Where a line contains the word "Profit", copy that line.
— Start of Records for the task —
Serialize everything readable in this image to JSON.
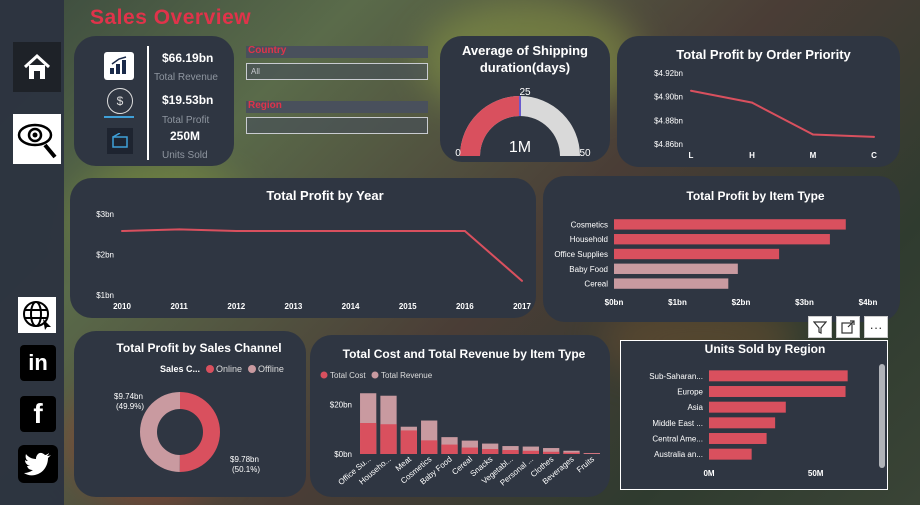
{
  "title": "Sales  Overview",
  "kpis": [
    {
      "value": "$66.19bn",
      "label": "Total Revenue"
    },
    {
      "value": "$19.53bn",
      "label": "Total Profit"
    },
    {
      "value": "250M",
      "label": "Units Sold"
    }
  ],
  "filters": {
    "country_label": "Country",
    "country_value": "All",
    "region_label": "Region",
    "region_value": ""
  },
  "gauge": {
    "title_line1": "Average of Shipping",
    "title_line2": "duration(days)",
    "value_label": "1M",
    "min": "0",
    "max": "50",
    "target": "25",
    "fill_fraction": 0.5
  },
  "toolbar": {
    "filter_icon": "filter-icon",
    "focus_icon": "focus-mode-icon",
    "more_label": "···"
  },
  "charts": {
    "priority": {
      "title": "Total Profit by Order Priority",
      "chart_data": {
        "type": "line",
        "categories": [
          "L",
          "H",
          "M",
          "C"
        ],
        "values": [
          4.905,
          4.895,
          4.868,
          4.866
        ],
        "yticks": [
          "$4.92bn",
          "$4.90bn",
          "$4.88bn",
          "$4.86bn"
        ],
        "ylim": [
          4.86,
          4.92
        ]
      }
    },
    "year": {
      "title": "Total Profit by Year",
      "chart_data": {
        "type": "line",
        "categories": [
          "2010",
          "2011",
          "2012",
          "2013",
          "2014",
          "2015",
          "2016",
          "2017"
        ],
        "values": [
          2.58,
          2.62,
          2.58,
          2.58,
          2.58,
          2.58,
          2.58,
          1.35
        ],
        "yticks": [
          "$3bn",
          "$2bn",
          "$1bn"
        ],
        "ylim": [
          1,
          3
        ]
      }
    },
    "item_type": {
      "title": "Total Profit by Item Type",
      "chart_data": {
        "type": "bar",
        "categories": [
          "Cosmetics",
          "Household",
          "Office Supplies",
          "Baby Food",
          "Cereal"
        ],
        "values": [
          3.65,
          3.4,
          2.6,
          1.95,
          1.8
        ],
        "xticks": [
          "$0bn",
          "$1bn",
          "$2bn",
          "$3bn",
          "$4bn"
        ],
        "xlim": [
          0,
          4
        ]
      }
    },
    "channel": {
      "title": "Total Profit by Sales Channel",
      "legend_title": "Sales C...",
      "legend": [
        "Online",
        "Offline"
      ],
      "chart_data": {
        "type": "pie",
        "categories": [
          "Online",
          "Offline"
        ],
        "values": [
          9.78,
          9.74
        ],
        "labels": [
          {
            "value": "$9.78bn",
            "pct": "(50.1%)"
          },
          {
            "value": "$9.74bn",
            "pct": "(49.9%)"
          }
        ],
        "colors": [
          "#d9505e",
          "#c99aa0"
        ]
      }
    },
    "cost_revenue": {
      "title": "Total Cost and Total Revenue by Item Type",
      "legend": [
        "Total Cost",
        "Total Revenue"
      ],
      "chart_data": {
        "type": "bar",
        "categories": [
          "Office Su...",
          "Househo...",
          "Meat",
          "Cosmetics",
          "Baby Food",
          "Cereal",
          "Snacks",
          "Vegetabl...",
          "Personal ...",
          "Clothes",
          "Beverages",
          "Fruits"
        ],
        "series": [
          {
            "name": "Total Cost",
            "values": [
              12.5,
              12.0,
              9.5,
              5.5,
              3.8,
              2.6,
              2.0,
              1.6,
              1.3,
              0.9,
              0.6,
              0.2
            ]
          },
          {
            "name": "Total Revenue",
            "values": [
              24.5,
              23.5,
              11.0,
              13.5,
              6.8,
              5.4,
              4.2,
              3.2,
              3.0,
              2.4,
              1.3,
              0.4
            ]
          }
        ],
        "yticks": [
          "$20bn",
          "$0bn"
        ],
        "ylim": [
          0,
          25
        ]
      }
    },
    "region": {
      "title": "Units Sold by Region",
      "chart_data": {
        "type": "bar",
        "categories": [
          "Sub-Saharan...",
          "Europe",
          "Asia",
          "Middle East ...",
          "Central Ame...",
          "Australia an..."
        ],
        "values": [
          65,
          64,
          36,
          31,
          27,
          20
        ],
        "xticks": [
          "0M",
          "50M"
        ],
        "xlim": [
          0,
          75
        ]
      }
    }
  },
  "colors": {
    "accent": "#e0334a",
    "bar": "#d9505e",
    "bar_light": "#c99aa0",
    "card": "#2f3642"
  }
}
— End of Records for the task —
• Answer to this exercise:
      "label": "Total Profit"
      "title": "Total Profit by Order Priority",
      "title": "Total Profit by Year",
      "title": "Total Profit by Item Type",
      "title": "Total Profit by Sales Channel",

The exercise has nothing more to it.